Как и всякий большой художник, Твен не мог не размышлять над природой литературного творчества и писательского труда. Эти суждения не складывались у него в какую-то стройную законченную систему, не «отливались» в специальные работы в назидание молодым авторам. Самоучка, в этом плане, он не был похож на таких своих высокоэрудированных коллег по литературному цеху как его друг Уильям Дин Хоуэллс и, конечно же, Генри Джеймс. Его мысли о писательском труде рассеяны в его письмах, в отдельных высказываниях, интервью. Но какого бы конкретного вопроса он не касался, его суждения, в конце концов, сводились к одной незамысловатой истине: запечатлеть «правду жизни», проникнуть в самую ее толщу, «раскрыть душу», помочь ей стать на одну ступень выше. Это означало «оставаться верным действительным фактам, характеру явления и подавать его в деталях».
-- -- --
- ЗАДАНИЕ 1: Повторите без изменений строки записей: от строки с «button[interactable]: 立即申购: [316, 542, 384, 579]» до строки с «staticText: 交易查询: [230, 213, 274, 227]», включая обе.

- НАБОР ЗАПИСЕЙ:
-- -- --
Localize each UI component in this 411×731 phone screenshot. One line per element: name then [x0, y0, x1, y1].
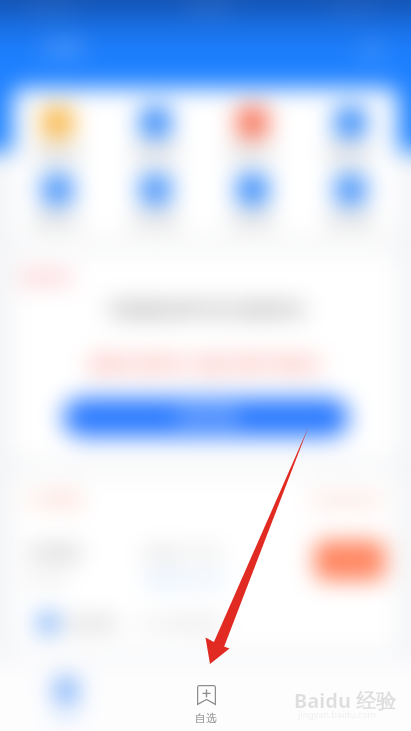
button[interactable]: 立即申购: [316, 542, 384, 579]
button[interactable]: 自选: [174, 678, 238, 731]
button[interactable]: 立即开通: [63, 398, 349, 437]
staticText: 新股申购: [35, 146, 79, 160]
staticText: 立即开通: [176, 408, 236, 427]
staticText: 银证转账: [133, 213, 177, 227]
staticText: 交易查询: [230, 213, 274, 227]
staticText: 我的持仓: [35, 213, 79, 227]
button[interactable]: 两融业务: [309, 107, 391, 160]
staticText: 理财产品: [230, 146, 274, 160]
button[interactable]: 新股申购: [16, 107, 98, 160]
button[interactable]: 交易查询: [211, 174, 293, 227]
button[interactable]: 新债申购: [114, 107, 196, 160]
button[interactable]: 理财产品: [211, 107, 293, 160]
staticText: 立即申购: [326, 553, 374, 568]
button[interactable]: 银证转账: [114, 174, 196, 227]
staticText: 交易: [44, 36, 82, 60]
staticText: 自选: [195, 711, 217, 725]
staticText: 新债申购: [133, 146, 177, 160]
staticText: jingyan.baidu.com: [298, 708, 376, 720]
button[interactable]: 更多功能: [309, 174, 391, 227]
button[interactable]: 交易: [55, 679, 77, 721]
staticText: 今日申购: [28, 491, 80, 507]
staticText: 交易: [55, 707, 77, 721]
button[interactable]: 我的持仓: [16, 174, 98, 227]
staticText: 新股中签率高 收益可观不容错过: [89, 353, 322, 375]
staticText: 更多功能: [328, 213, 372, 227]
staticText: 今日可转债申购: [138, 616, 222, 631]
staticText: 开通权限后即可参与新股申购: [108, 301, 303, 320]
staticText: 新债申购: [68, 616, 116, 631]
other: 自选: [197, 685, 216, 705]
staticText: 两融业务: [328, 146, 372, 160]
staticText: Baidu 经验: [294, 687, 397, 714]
-- -- --
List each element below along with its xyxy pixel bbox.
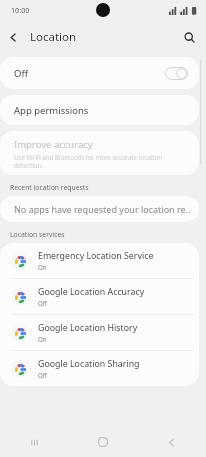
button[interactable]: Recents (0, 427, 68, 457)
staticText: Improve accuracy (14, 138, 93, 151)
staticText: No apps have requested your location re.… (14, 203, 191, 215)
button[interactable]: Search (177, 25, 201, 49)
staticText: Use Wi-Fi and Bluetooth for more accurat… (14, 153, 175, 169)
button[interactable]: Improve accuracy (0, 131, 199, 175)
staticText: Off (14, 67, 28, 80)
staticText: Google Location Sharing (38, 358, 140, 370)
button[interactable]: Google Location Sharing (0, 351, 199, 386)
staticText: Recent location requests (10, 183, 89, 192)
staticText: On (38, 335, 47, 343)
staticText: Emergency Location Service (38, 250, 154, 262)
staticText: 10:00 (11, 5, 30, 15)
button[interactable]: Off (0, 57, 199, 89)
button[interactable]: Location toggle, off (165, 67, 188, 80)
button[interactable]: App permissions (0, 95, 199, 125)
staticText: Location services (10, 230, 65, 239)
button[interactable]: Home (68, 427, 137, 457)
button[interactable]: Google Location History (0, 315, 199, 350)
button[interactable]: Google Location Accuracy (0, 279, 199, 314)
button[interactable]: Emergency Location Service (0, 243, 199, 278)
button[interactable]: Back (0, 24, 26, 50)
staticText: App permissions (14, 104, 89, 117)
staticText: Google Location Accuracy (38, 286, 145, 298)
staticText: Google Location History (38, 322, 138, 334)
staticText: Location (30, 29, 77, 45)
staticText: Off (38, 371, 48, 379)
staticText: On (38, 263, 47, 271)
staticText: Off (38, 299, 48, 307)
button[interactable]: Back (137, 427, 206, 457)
-- -- --
- ЗАДАНИЕ 2: Где, согласно фрагменту о Твене, рассеяны его мысли о писательском труде?

- ОТВЕТ К ЗАДАНИЮ 1:
button[interactable]: 立即申购: [316, 542, 384, 579]
button[interactable]: 自选: [174, 678, 238, 731]
button[interactable]: 立即开通: [63, 398, 349, 437]
staticText: 新股申购: [35, 146, 79, 160]
staticText: 立即开通: [176, 408, 236, 427]
staticText: 银证转账: [133, 213, 177, 227]
staticText: 交易查询: [230, 213, 274, 227]

- ОТВЕТ К ЗАДАНИЮ 2: Они рассеяны в его письмах, в отдельных высказываниях и интервью.